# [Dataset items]
☆ ☆ ☆

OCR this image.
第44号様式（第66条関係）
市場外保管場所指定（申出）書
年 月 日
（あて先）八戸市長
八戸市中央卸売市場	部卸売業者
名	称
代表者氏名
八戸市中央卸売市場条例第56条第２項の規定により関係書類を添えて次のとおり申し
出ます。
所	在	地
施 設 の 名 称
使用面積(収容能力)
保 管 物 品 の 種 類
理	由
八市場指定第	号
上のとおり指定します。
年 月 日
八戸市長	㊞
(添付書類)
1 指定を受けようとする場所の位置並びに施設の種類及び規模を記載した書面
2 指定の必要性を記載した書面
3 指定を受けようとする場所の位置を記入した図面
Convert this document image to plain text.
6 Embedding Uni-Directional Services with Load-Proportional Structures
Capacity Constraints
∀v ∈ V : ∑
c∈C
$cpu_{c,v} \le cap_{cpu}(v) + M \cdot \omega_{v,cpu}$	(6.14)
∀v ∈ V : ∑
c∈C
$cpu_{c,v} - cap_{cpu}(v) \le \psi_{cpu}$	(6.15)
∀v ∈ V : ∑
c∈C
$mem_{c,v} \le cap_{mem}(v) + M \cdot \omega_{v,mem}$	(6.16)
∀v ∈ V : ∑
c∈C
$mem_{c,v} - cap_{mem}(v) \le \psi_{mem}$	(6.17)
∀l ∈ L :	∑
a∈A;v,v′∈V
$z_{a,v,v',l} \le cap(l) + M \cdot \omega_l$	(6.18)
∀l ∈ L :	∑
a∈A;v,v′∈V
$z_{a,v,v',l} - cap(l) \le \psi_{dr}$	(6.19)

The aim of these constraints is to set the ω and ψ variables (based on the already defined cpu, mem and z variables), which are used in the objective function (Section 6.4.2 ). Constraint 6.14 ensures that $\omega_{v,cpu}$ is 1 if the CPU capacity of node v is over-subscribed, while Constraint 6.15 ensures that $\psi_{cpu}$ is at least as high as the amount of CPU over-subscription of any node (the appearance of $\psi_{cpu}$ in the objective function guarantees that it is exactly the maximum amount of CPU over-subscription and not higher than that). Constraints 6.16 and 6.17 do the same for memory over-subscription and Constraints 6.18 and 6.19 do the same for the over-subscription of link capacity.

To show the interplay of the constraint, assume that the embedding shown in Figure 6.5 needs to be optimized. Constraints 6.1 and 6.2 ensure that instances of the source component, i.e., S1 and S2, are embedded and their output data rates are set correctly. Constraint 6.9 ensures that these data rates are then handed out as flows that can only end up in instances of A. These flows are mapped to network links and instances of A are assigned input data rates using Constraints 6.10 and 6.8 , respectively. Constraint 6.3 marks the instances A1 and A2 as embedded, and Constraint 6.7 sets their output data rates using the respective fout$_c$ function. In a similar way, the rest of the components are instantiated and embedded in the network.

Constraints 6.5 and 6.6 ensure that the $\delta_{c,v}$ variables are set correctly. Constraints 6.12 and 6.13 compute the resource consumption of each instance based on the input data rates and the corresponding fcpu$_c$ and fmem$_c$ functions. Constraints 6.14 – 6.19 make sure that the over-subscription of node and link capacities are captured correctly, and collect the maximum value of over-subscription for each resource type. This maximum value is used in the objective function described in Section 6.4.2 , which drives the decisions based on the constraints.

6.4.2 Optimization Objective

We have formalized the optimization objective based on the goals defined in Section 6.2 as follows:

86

☆ ☆ ☆

# [WORK TO DO]
Set down all of the entries exactly, please.

# [SOLUTION TO THIS PROBLEM]
OCR this image.
第44号様式（第66条関係）
市場外保管場所指定（申出）書
年 月 日
（あて先）八戸市長
八戸市中央卸売市場	部卸売業者
名	称
代表者氏名
八戸市中央卸売市場条例第56条第２項の規定により関係書類を添えて次のとおり申し
出ます。
所	在	地
施 設 の 名 称
使用面積(収容能力)
保 管 物 品 の 種 類
理	由
八市場指定第	号
上のとおり指定します。
年 月 日
八戸市長	㊞
(添付書類)
1 指定を受けようとする場所の位置並びに施設の種類及び規模を記載した書面
2 指定の必要性を記載した書面
3 指定を受けようとする場所の位置を記入した図面
Convert this document image to plain text.
6 Embedding Uni-Directional Services with Load-Proportional Structures
Capacity Constraints
∀v ∈ V : ∑
c∈C
$cpu_{c,v} \le cap_{cpu}(v) + M \cdot \omega_{v,cpu}$	(6.14)
∀v ∈ V : ∑
c∈C
$cpu_{c,v} - cap_{cpu}(v) \le \psi_{cpu}$	(6.15)
∀v ∈ V : ∑
c∈C
$mem_{c,v} \le cap_{mem}(v) + M \cdot \omega_{v,mem}$	(6.16)
∀v ∈ V : ∑
c∈C
$mem_{c,v} - cap_{mem}(v) \le \psi_{mem}$	(6.17)
∀l ∈ L :	∑
a∈A;v,v′∈V
$z_{a,v,v',l} \le cap(l) + M \cdot \omega_l$	(6.18)
∀l ∈ L :	∑
a∈A;v,v′∈V
$z_{a,v,v',l} - cap(l) \le \psi_{dr}$	(6.19)

The aim of these constraints is to set the ω and ψ variables (based on the already defined cpu, mem and z variables), which are used in the objective function (Section 6.4.2 ). Constraint 6.14 ensures that $\omega_{v,cpu}$ is 1 if the CPU capacity of node v is over-subscribed, while Constraint 6.15 ensures that $\psi_{cpu}$ is at least as high as the amount of CPU over-subscription of any node (the appearance of $\psi_{cpu}$ in the objective function guarantees that it is exactly the maximum amount of CPU over-subscription and not higher than that). Constraints 6.16 and 6.17 do the same for memory over-subscription and Constraints 6.18 and 6.19 do the same for the over-subscription of link capacity.

To show the interplay of the constraint, assume that the embedding shown in Figure 6.5 needs to be optimized. Constraints 6.1 and 6.2 ensure that instances of the source component, i.e., S1 and S2, are embedded and their output data rates are set correctly. Constraint 6.9 ensures that these data rates are then handed out as flows that can only end up in instances of A. These flows are mapped to network links and instances of A are assigned input data rates using Constraints 6.10 and 6.8 , respectively. Constraint 6.3 marks the instances A1 and A2 as embedded, and Constraint 6.7 sets their output data rates using the respective fout$_c$ function. In a similar way, the rest of the components are instantiated and embedded in the network.

Constraints 6.5 and 6.6 ensure that the $\delta_{c,v}$ variables are set correctly. Constraints 6.12 and 6.13 compute the resource consumption of each instance based on the input data rates and the corresponding fcpu$_c$ and fmem$_c$ functions. Constraints 6.14 – 6.19 make sure that the over-subscription of node and link capacities are captured correctly, and collect the maximum value of over-subscription for each resource type. This maximum value is used in the objective function described in Section 6.4.2 , which drives the decisions based on the constraints.

6.4.2 Optimization Objective

We have formalized the optimization objective based on the goals defined in Section 6.2 as follows:

86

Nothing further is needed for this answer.